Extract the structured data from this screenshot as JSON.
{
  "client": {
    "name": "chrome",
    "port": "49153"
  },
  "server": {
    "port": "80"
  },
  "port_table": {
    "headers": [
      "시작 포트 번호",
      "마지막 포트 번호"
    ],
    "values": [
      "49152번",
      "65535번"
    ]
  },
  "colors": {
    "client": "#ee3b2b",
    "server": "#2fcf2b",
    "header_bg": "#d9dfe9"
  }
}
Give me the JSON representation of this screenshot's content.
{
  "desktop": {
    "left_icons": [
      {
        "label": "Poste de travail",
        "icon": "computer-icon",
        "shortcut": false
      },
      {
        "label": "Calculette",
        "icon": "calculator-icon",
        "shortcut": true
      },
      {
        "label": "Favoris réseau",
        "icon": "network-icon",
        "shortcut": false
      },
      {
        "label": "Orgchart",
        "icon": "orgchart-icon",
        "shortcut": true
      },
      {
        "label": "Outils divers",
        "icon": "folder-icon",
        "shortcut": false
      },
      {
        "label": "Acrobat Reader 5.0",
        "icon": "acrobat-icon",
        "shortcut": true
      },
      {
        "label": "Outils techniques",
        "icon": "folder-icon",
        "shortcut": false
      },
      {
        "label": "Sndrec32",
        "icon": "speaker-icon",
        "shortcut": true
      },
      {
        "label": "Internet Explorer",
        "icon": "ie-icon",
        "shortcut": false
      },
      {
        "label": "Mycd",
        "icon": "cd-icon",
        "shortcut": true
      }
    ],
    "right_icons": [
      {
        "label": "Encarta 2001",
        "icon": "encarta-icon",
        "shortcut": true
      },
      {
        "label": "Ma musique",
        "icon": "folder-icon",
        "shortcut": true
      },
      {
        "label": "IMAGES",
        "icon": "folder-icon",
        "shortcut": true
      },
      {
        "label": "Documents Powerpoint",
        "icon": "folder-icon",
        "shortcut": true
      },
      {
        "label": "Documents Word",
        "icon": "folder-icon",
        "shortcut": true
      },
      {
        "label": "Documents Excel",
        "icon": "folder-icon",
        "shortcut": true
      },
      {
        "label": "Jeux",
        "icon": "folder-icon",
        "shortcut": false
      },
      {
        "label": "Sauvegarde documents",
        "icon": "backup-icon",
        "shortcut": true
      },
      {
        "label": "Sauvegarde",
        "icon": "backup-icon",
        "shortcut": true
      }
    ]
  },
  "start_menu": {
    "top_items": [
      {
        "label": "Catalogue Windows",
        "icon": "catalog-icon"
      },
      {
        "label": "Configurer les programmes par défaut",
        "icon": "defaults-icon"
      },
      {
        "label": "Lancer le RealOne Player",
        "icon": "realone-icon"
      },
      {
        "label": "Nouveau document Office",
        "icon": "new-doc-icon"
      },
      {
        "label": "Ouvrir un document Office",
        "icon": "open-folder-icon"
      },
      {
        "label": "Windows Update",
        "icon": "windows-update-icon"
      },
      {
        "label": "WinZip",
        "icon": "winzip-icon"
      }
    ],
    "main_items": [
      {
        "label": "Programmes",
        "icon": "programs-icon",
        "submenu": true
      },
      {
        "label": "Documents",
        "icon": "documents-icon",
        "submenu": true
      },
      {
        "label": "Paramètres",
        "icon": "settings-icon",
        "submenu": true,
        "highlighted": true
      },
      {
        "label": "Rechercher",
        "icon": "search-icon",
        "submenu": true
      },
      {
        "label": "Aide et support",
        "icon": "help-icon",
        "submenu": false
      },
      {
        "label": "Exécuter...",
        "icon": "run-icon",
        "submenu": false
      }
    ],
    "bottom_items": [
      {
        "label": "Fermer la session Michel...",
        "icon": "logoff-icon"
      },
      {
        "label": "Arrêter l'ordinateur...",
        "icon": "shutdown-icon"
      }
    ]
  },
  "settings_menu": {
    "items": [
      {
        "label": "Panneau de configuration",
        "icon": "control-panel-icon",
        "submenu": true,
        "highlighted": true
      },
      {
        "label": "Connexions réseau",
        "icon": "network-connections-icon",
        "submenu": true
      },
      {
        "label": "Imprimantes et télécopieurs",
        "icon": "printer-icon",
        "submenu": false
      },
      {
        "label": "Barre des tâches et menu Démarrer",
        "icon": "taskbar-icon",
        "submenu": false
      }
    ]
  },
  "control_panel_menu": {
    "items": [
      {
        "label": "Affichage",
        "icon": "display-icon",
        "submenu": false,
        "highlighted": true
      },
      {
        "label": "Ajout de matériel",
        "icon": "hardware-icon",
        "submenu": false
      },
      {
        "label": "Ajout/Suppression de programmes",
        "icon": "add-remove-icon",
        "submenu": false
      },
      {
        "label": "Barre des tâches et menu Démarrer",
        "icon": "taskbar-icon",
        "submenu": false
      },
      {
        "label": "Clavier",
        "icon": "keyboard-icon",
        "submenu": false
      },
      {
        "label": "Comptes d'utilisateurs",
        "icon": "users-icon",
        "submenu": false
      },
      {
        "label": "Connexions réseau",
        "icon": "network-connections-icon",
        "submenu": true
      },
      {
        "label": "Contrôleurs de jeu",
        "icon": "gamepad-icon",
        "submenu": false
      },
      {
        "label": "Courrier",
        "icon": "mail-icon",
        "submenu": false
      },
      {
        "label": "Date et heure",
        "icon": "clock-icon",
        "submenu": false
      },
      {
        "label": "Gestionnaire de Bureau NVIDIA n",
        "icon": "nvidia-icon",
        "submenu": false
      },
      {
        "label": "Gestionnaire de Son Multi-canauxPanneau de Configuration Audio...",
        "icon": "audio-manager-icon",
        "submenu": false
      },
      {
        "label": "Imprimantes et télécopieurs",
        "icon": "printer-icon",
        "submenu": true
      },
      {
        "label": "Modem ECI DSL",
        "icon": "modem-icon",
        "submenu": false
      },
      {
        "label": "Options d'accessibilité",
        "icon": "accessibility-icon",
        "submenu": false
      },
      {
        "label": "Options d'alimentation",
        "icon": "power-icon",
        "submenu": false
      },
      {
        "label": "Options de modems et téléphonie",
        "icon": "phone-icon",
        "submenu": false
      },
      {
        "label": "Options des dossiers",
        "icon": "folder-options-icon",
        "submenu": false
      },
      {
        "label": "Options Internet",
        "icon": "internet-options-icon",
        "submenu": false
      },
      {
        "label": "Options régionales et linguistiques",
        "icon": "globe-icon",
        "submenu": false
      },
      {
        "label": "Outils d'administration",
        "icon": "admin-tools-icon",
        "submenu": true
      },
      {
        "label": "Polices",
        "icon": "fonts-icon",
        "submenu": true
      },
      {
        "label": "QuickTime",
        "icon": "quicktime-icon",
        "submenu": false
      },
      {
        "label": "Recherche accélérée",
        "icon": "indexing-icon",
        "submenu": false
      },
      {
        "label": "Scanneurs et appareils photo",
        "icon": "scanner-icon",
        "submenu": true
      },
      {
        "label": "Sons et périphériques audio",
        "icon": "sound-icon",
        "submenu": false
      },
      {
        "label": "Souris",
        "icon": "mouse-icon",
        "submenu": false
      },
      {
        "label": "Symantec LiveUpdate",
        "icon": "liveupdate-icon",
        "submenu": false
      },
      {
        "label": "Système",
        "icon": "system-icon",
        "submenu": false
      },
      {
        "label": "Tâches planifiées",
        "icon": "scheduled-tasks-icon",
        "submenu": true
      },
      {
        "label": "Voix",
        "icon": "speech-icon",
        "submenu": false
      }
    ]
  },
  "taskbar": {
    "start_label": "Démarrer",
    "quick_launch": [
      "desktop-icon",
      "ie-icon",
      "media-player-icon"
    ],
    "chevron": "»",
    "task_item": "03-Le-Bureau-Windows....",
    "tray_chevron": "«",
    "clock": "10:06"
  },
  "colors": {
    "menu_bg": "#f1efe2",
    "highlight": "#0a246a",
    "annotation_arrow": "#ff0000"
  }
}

* Task details: Write out the entries in full, exactly as given.

* Completed task:
Extract the structured data from this screenshot as JSON.
{
  "client": {
    "name": "chrome",
    "port": "49153"
  },
  "server": {
    "port": "80"
  },
  "port_table": {
    "headers": [
      "시작 포트 번호",
      "마지막 포트 번호"
    ],
    "values": [
      "49152번",
      "65535번"
    ]
  },
  "colors": {
    "client": "#ee3b2b",
    "server": "#2fcf2b",
    "header_bg": "#d9dfe9"
  }
}
Give me the JSON representation of this screenshot's content.
{
  "desktop": {
    "left_icons": [
      {
        "label": "Poste de travail",
        "icon": "computer-icon",
        "shortcut": false
      },
      {
        "label": "Calculette",
        "icon": "calculator-icon",
        "shortcut": true
      },
      {
        "label": "Favoris réseau",
        "icon": "network-icon",
        "shortcut": false
      },
      {
        "label": "Orgchart",
        "icon": "orgchart-icon",
        "shortcut": true
      },
      {
        "label": "Outils divers",
        "icon": "folder-icon",
        "shortcut": false
      },
      {
        "label": "Acrobat Reader 5.0",
        "icon": "acrobat-icon",
        "shortcut": true
      },
      {
        "label": "Outils techniques",
        "icon": "folder-icon",
        "shortcut": false
      },
      {
        "label": "Sndrec32",
        "icon": "speaker-icon",
        "shortcut": true
      },
      {
        "label": "Internet Explorer",
        "icon": "ie-icon",
        "shortcut": false
      },
      {
        "label": "Mycd",
        "icon": "cd-icon",
        "shortcut": true
      }
    ],
    "right_icons": [
      {
        "label": "Encarta 2001",
        "icon": "encarta-icon",
        "shortcut": true
      },
      {
        "label": "Ma musique",
        "icon": "folder-icon",
        "shortcut": true
      },
      {
        "label": "IMAGES",
        "icon": "folder-icon",
        "shortcut": true
      },
      {
        "label": "Documents Powerpoint",
        "icon": "folder-icon",
        "shortcut": true
      },
      {
        "label": "Documents Word",
        "icon": "folder-icon",
        "shortcut": true
      },
      {
        "label": "Documents Excel",
        "icon": "folder-icon",
        "shortcut": true
      },
      {
        "label": "Jeux",
        "icon": "folder-icon",
        "shortcut": false
      },
      {
        "label": "Sauvegarde documents",
        "icon": "backup-icon",
        "shortcut": true
      },
      {
        "label": "Sauvegarde",
        "icon": "backup-icon",
        "shortcut": true
      }
    ]
  },
  "start_menu": {
    "top_items": [
      {
        "label": "Catalogue Windows",
        "icon": "catalog-icon"
      },
      {
        "label": "Configurer les programmes par défaut",
        "icon": "defaults-icon"
      },
      {
        "label": "Lancer le RealOne Player",
        "icon": "realone-icon"
      },
      {
        "label": "Nouveau document Office",
        "icon": "new-doc-icon"
      },
      {
        "label": "Ouvrir un document Office",
        "icon": "open-folder-icon"
      },
      {
        "label": "Windows Update",
        "icon": "windows-update-icon"
      },
      {
        "label": "WinZip",
        "icon": "winzip-icon"
      }
    ],
    "main_items": [
      {
        "label": "Programmes",
        "icon": "programs-icon",
        "submenu": true
      },
      {
        "label": "Documents",
        "icon": "documents-icon",
        "submenu": true
      },
      {
        "label": "Paramètres",
        "icon": "settings-icon",
        "submenu": true,
        "highlighted": true
      },
      {
        "label": "Rechercher",
        "icon": "search-icon",
        "submenu": true
      },
      {
        "label": "Aide et support",
        "icon": "help-icon",
        "submenu": false
      },
      {
        "label": "Exécuter...",
        "icon": "run-icon",
        "submenu": false
      }
    ],
    "bottom_items": [
      {
        "label": "Fermer la session Michel...",
        "icon": "logoff-icon"
      },
      {
        "label": "Arrêter l'ordinateur...",
        "icon": "shutdown-icon"
      }
    ]
  },
  "settings_menu": {
    "items": [
      {
        "label": "Panneau de configuration",
        "icon": "control-panel-icon",
        "submenu": true,
        "highlighted": true
      },
      {
        "label": "Connexions réseau",
        "icon": "network-connections-icon",
        "submenu": true
      },
      {
        "label": "Imprimantes et télécopieurs",
        "icon": "printer-icon",
        "submenu": false
      },
      {
        "label": "Barre des tâches et menu Démarrer",
        "icon": "taskbar-icon",
        "submenu": false
      }
    ]
  },
  "control_panel_menu": {
    "items": [
      {
        "label": "Affichage",
        "icon": "display-icon",
        "submenu": false,
        "highlighted": true
      },
      {
        "label": "Ajout de matériel",
        "icon": "hardware-icon",
        "submenu": false
      },
      {
        "label": "Ajout/Suppression de programmes",
        "icon": "add-remove-icon",
        "submenu": false
      },
      {
        "label": "Barre des tâches et menu Démarrer",
        "icon": "taskbar-icon",
        "submenu": false
      },
      {
        "label": "Clavier",
        "icon": "keyboard-icon",
        "submenu": false
      },
      {
        "label": "Comptes d'utilisateurs",
        "icon": "users-icon",
        "submenu": false
      },
      {
        "label": "Connexions réseau",
        "icon": "network-connections-icon",
        "submenu": true
      },
      {
        "label": "Contrôleurs de jeu",
        "icon": "gamepad-icon",
        "submenu": false
      },
      {
        "label": "Courrier",
        "icon": "mail-icon",
        "submenu": false
      },
      {
        "label": "Date et heure",
        "icon": "clock-icon",
        "submenu": false
      },
      {
        "label": "Gestionnaire de Bureau NVIDIA n",
        "icon": "nvidia-icon",
        "submenu": false
      },
      {
        "label": "Gestionnaire de Son Multi-canauxPanneau de Configuration Audio...",
        "icon": "audio-manager-icon",
        "submenu": false
      },
      {
        "label": "Imprimantes et télécopieurs",
        "icon": "printer-icon",
        "submenu": true
      },
      {
        "label": "Modem ECI DSL",
        "icon": "modem-icon",
        "submenu": false
      },
      {
        "label": "Options d'accessibilité",
        "icon": "accessibility-icon",
        "submenu": false
      },
      {
        "label": "Options d'alimentation",
        "icon": "power-icon",
        "submenu": false
      },
      {
        "label": "Options de modems et téléphonie",
        "icon": "phone-icon",
        "submenu": false
      },
      {
        "label": "Options des dossiers",
        "icon": "folder-options-icon",
        "submenu": false
      },
      {
        "label": "Options Internet",
        "icon": "internet-options-icon",
        "submenu": false
      },
      {
        "label": "Options régionales et linguistiques",
        "icon": "globe-icon",
        "submenu": false
      },
      {
        "label": "Outils d'administration",
        "icon": "admin-tools-icon",
        "submenu": true
      },
      {
        "label": "Polices",
        "icon": "fonts-icon",
        "submenu": true
      },
      {
        "label": "QuickTime",
        "icon": "quicktime-icon",
        "submenu": false
      },
      {
        "label": "Recherche accélérée",
        "icon": "indexing-icon",
        "submenu": false
      },
      {
        "label": "Scanneurs et appareils photo",
        "icon": "scanner-icon",
        "submenu": true
      },
      {
        "label": "Sons et périphériques audio",
        "icon": "sound-icon",
        "submenu": false
      },
      {
        "label": "Souris",
        "icon": "mouse-icon",
        "submenu": false
      },
      {
        "label": "Symantec LiveUpdate",
        "icon": "liveupdate-icon",
        "submenu": false
      },
      {
        "label": "Système",
        "icon": "system-icon",
        "submenu": false
      },
      {
        "label": "Tâches planifiées",
        "icon": "scheduled-tasks-icon",
        "submenu": true
      },
      {
        "label": "Voix",
        "icon": "speech-icon",
        "submenu": false
      }
    ]
  },
  "taskbar": {
    "start_label": "Démarrer",
    "quick_launch": [
      "desktop-icon",
      "ie-icon",
      "media-player-icon"
    ],
    "chevron": "»",
    "task_item": "03-Le-Bureau-Windows....",
    "tray_chevron": "«",
    "clock": "10:06"
  },
  "colors": {
    "menu_bg": "#f1efe2",
    "highlight": "#0a246a",
    "annotation_arrow": "#ff0000"
  }
}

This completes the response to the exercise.